Copy each line that has the string "downloads" somewhere in it.

== == ==

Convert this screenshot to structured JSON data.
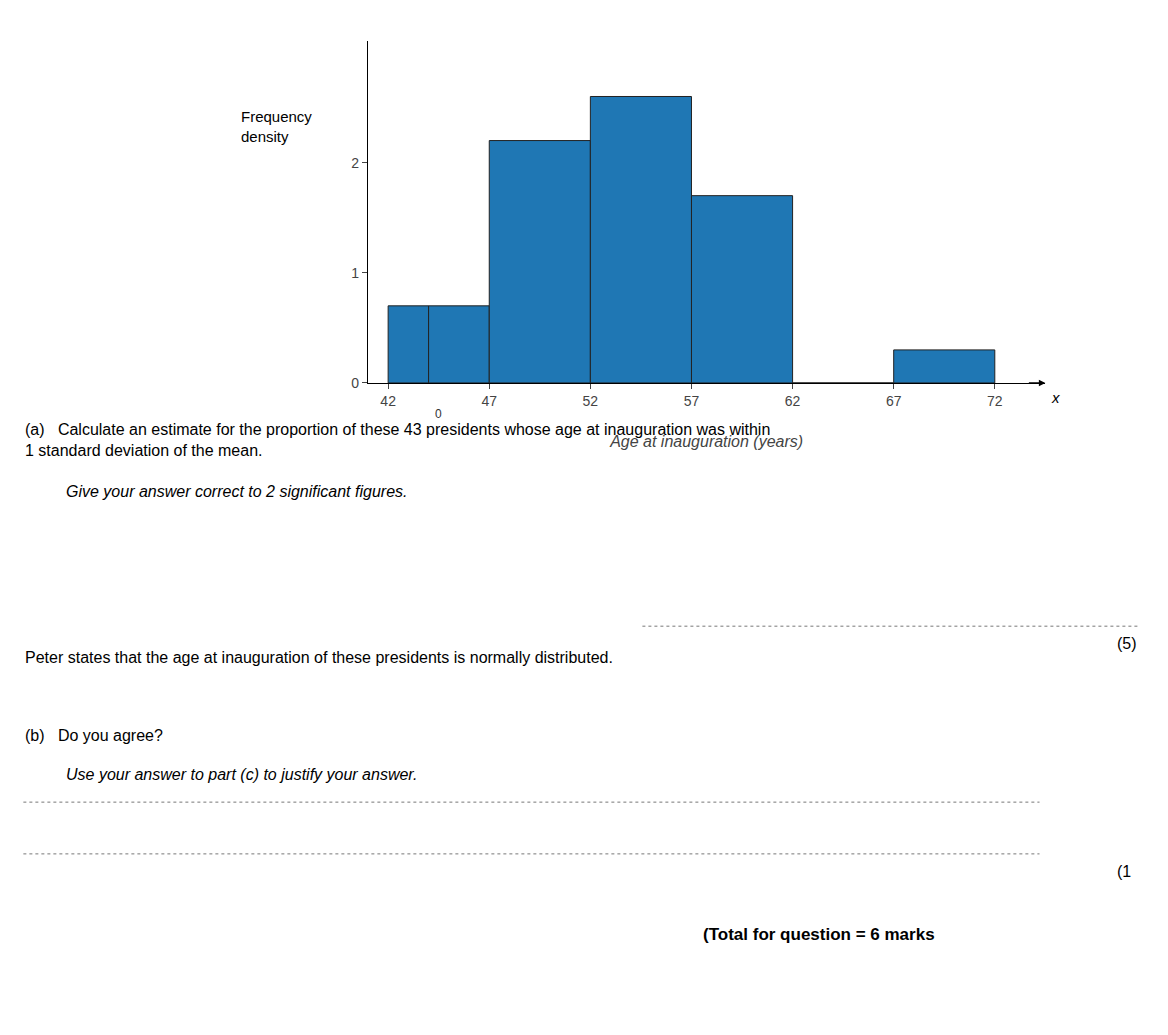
{
  "chart_data": {
    "type": "histogram",
    "bins": [
      42,
      44,
      47,
      52,
      57,
      62,
      67,
      72
    ],
    "values": [
      0.7,
      0.7,
      2.2,
      2.6,
      1.7,
      0,
      0.3
    ],
    "xlabel": "Age at inauguration (years)",
    "ylabel": "Frequency\ndensity",
    "xlim": [
      41,
      74.5
    ],
    "ylim": [
      0,
      3.1
    ],
    "xticks": [
      42,
      47,
      52,
      57,
      62,
      67,
      72
    ],
    "yticks": [
      0,
      1,
      2
    ],
    "grid": false,
    "annotations": [
      "x",
      "0",
      "(a)   Calculate an estimate for the proportion of these 43 presidents whose age at inauguration was within\n1 standard deviation of the mean.",
      "Give your answer correct to 2 significant figures.",
      "Peter states that the age at inauguration of these presidents is normally distributed.",
      "(b)   Do you agree?",
      "Use your answer to part (c) to justify your answer.",
      "(5)",
      "(1",
      "(Total for question = 6 marks"
    ]
  }
}
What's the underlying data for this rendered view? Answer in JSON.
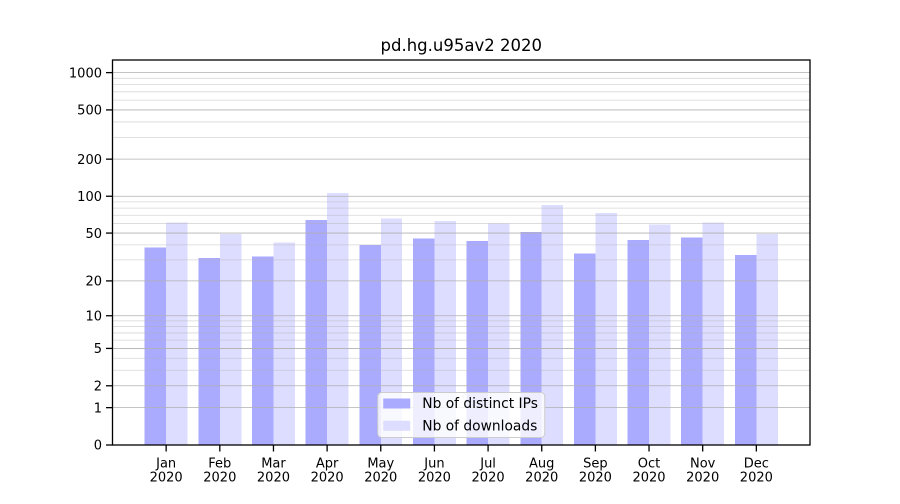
{
  "title": "pd.hg.u95av2 2020",
  "chart_data": {
    "type": "bar",
    "title": "pd.hg.u95av2 2020",
    "categories": [
      "Jan 2020",
      "Feb 2020",
      "Mar 2020",
      "Apr 2020",
      "May 2020",
      "Jun 2020",
      "Jul 2020",
      "Aug 2020",
      "Sep 2020",
      "Oct 2020",
      "Nov 2020",
      "Dec 2020"
    ],
    "x_tick_labels_line1": [
      "Jan",
      "Feb",
      "Mar",
      "Apr",
      "May",
      "Jun",
      "Jul",
      "Aug",
      "Sep",
      "Oct",
      "Nov",
      "Dec"
    ],
    "x_tick_labels_line2": [
      "2020",
      "2020",
      "2020",
      "2020",
      "2020",
      "2020",
      "2020",
      "2020",
      "2020",
      "2020",
      "2020",
      "2020"
    ],
    "series": [
      {
        "name": "Nb of distinct IPs",
        "color": "#aaaaff",
        "values": [
          38,
          31,
          32,
          64,
          40,
          45,
          43,
          51,
          34,
          44,
          46,
          33
        ]
      },
      {
        "name": "Nb of downloads",
        "color": "#ddddff",
        "values": [
          61,
          49,
          42,
          106,
          66,
          63,
          60,
          85,
          73,
          59,
          61,
          49
        ]
      }
    ],
    "yscale": "log10(1+y)",
    "ylim": [
      0,
      1264
    ],
    "y_major_ticks": [
      0,
      1,
      2,
      5,
      10,
      20,
      50,
      100,
      200,
      500,
      1000
    ],
    "y_minor_ticks": [
      3,
      4,
      6,
      7,
      8,
      9,
      30,
      40,
      60,
      70,
      80,
      90,
      300,
      400,
      600,
      700,
      800,
      900
    ],
    "grid": true,
    "legend_position": "lower center",
    "xlabel": "",
    "ylabel": ""
  },
  "legend": {
    "items": [
      {
        "label": "Nb of distinct IPs",
        "color": "#aaaaff"
      },
      {
        "label": "Nb of downloads",
        "color": "#ddddff"
      }
    ]
  },
  "colors": {
    "distinct_ips": "#aaaaff",
    "downloads": "#ddddff",
    "spine": "#000000",
    "grid_major": "#b0b0b0",
    "grid_minor": "rgba(176,176,176,0.5)",
    "legend_bg": "rgba(255,255,255,0.8)",
    "legend_border": "#cccccc",
    "text": "#000000"
  }
}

== == ==

## Exercise solution
        "name": "Nb of downloads",
        "label": "Nb of downloads",
    "downloads": "#ddddff",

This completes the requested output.